Sunday, August 7, 2011

The Oregon Trail: an update on newlywed life.

So we've been in Oregon a little over a month. Our routine has finally been established and things are really smoothing down. Even though we have been married for a month and a half, at the end of a long day we will sit down, sigh, look at one another and still be shocked that we are where we are. I can vividly remember being 10 years old and looking in the mirror intently at my face. I wanted to know more than anything what I would be like in 10 more years. I couldn't see a grown up, as hard as I tried. Now, I look at myself and I can thankfully still see 10 year old me. Sometimes, I can still talk to her and assure her that she somehow gets everything she wants out of life.

Becoming a parent and getting married has been so rewarding in a countless number of ways, but one of the things I am most grateful for is the immense appreciate I've gained for my own Mom. I FINALLY can comprehend the love and devotion she has for my family. I'm able to understand that her love for me and my brother truly is undying and unconditional, and it's through my love for Saylor that I'm able to understand it.

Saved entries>
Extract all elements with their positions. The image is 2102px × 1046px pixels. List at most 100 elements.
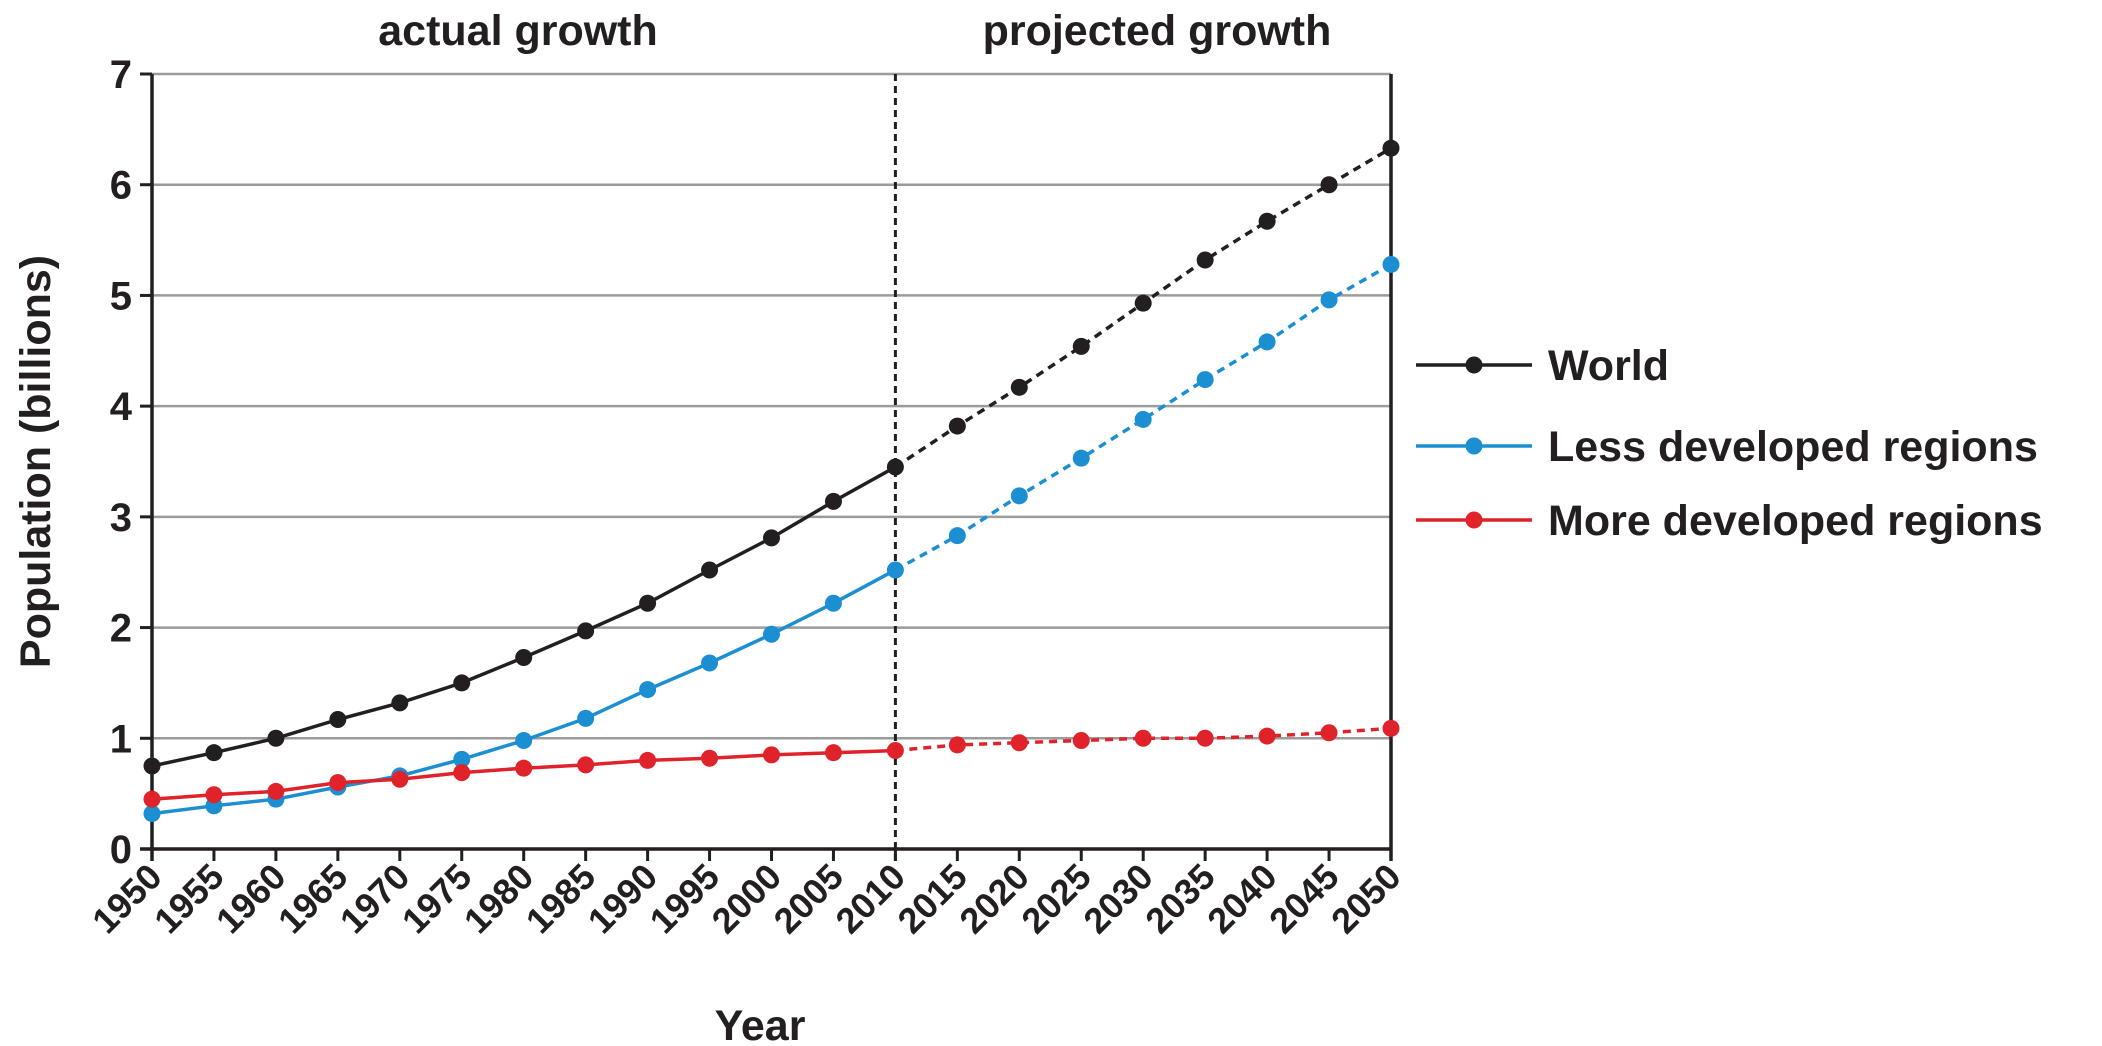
data-point: [824, 594, 842, 612]
data-point: [1072, 732, 1090, 749]
data-point: [824, 744, 842, 762]
data-point: [1320, 176, 1338, 194]
data-point: [948, 417, 966, 435]
data-point: [515, 759, 533, 777]
data-point: [948, 527, 966, 545]
data-point: [763, 625, 780, 643]
data-point: [329, 774, 347, 792]
y-tick-labels: 0 1 2 3 4 5 6 7: [110, 53, 152, 872]
data-point: [1258, 212, 1276, 230]
x-tick-label: 1980: [456, 856, 542, 942]
series-lines: [143, 139, 1400, 823]
x-tick-label: 2010: [827, 856, 913, 942]
data-point: [515, 648, 533, 666]
x-tick-label: 2025: [1013, 856, 1099, 942]
x-tick-label: 2035: [1137, 856, 1223, 942]
data-point: [701, 749, 719, 767]
data-point: [639, 594, 657, 612]
x-tick-label: 1995: [642, 856, 728, 942]
data-point: [329, 710, 347, 728]
data-point: [205, 786, 223, 804]
y-tick-label: 0: [110, 828, 132, 872]
legend-marker: [1465, 511, 1483, 529]
data-point: [453, 674, 471, 692]
x-tick-label: 2000: [704, 856, 790, 942]
grid-lines: [152, 72, 1391, 740]
data-point: [577, 622, 595, 640]
data-point: [205, 744, 223, 762]
data-point: [948, 736, 966, 754]
data-point: [701, 654, 719, 672]
data-point: [577, 709, 595, 727]
data-point: [886, 741, 904, 759]
data-point: [763, 746, 780, 764]
data-point: [1320, 291, 1338, 309]
x-tick-label: 2015: [889, 856, 975, 942]
x-tick-label: 2045: [1261, 856, 1347, 942]
data-point: [143, 790, 161, 808]
legend-label: World: [1548, 342, 1669, 390]
data-point: [701, 561, 719, 579]
series-line-actual: [151, 568, 897, 816]
data-point: [1134, 410, 1152, 428]
data-point: [1320, 724, 1338, 742]
data-point: [1010, 378, 1028, 396]
data-point: [1382, 139, 1400, 157]
x-axis-label: Year: [715, 1002, 806, 1046]
data-point: [1196, 251, 1214, 269]
data-point: [143, 805, 161, 823]
data-point: [1382, 719, 1400, 737]
x-tick-label: 2005: [765, 856, 851, 942]
projected-growth-label: projected growth: [983, 7, 1332, 55]
x-tick-label: 1955: [146, 856, 232, 942]
data-point: [886, 561, 904, 579]
series-line-projected: [895, 726, 1392, 753]
data-point: [1072, 337, 1090, 355]
y-tick-label: 6: [110, 164, 132, 208]
y-tick-label: 2: [110, 607, 132, 651]
region-labels: actual growth projected growth: [378, 7, 1331, 55]
data-point: [1382, 255, 1400, 273]
data-point: [453, 764, 471, 782]
x-tick-label: 1960: [208, 856, 294, 942]
x-tick-labels: 1950195519601965197019751980198519901995…: [84, 849, 1409, 941]
data-point: [763, 529, 780, 547]
x-tick-label: 2030: [1075, 856, 1161, 942]
data-point: [1072, 449, 1090, 467]
data-point: [1258, 727, 1276, 745]
x-tick-label: 1950: [84, 856, 170, 942]
data-point: [1196, 371, 1214, 389]
actual-growth-label: actual growth: [378, 7, 658, 55]
x-tick-label: 1970: [332, 856, 418, 942]
data-point: [267, 729, 285, 747]
data-point: [1134, 294, 1152, 312]
x-tick-label: 2050: [1323, 856, 1409, 942]
y-axis-label: Population (billions): [12, 255, 60, 668]
data-point: [267, 782, 285, 800]
data-point: [391, 770, 409, 788]
legend-marker: [1465, 356, 1483, 374]
legend-label: Less developed regions: [1548, 423, 2038, 471]
y-tick-label: 3: [110, 496, 132, 540]
data-point: [1196, 729, 1214, 747]
data-point: [886, 458, 904, 476]
data-point: [453, 750, 471, 768]
data-point: [824, 492, 842, 510]
data-point: [1134, 729, 1152, 747]
data-point: [1010, 487, 1028, 505]
y-tick-label: 1: [110, 717, 132, 761]
data-point: [143, 757, 161, 775]
x-tick-label: 1965: [270, 856, 356, 942]
data-point: [515, 732, 533, 749]
x-tick-label: 2040: [1199, 856, 1285, 942]
data-point: [639, 681, 657, 699]
y-tick-label: 5: [110, 274, 132, 318]
y-tick-label: 7: [110, 53, 132, 97]
data-point: [391, 694, 409, 712]
x-tick-label: 1975: [394, 856, 480, 942]
data-point: [639, 751, 657, 769]
x-tick-label: 2020: [951, 856, 1037, 942]
legend-marker: [1465, 437, 1483, 455]
legend-label: More developed regions: [1548, 497, 2043, 545]
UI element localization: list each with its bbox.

WORK REQUIRED> Please carry on the post about newlywed life in Oregon, starting right after its last sentence.

OUTPUT OF THE EXERCISE>
Saylor is so exciting. She has just started saying 'I love you, Mama,' out of nowhere, without me saying it to her first. It tears my heart in half every time I hear it just because it's almost too painfully sweet for me to handle. She can count to 13 (she has the numbers memorized, at least. Don't ask her to count actual objects), she says 'macamoni' for macaroni, 'piece-a-ghetti' for spaghetti, and 'sayah' for saylor. She is having difficulties with her r's, which may just be due to the fact that's she's 2, but I'm still really trying to work with her on it. We're starting to attempt to introduce her to some Spanish, so I'm super thankful that Joe is almost fluent. (Bear with me, I'm not the type to brag about my daughter, so when I do decide to I try to spit out as much as I can.) Now the cutest, in my opinion, is when I go to get her from her nap or in the morning, she says 'I wake up from my nappy time.' She's my best little friend.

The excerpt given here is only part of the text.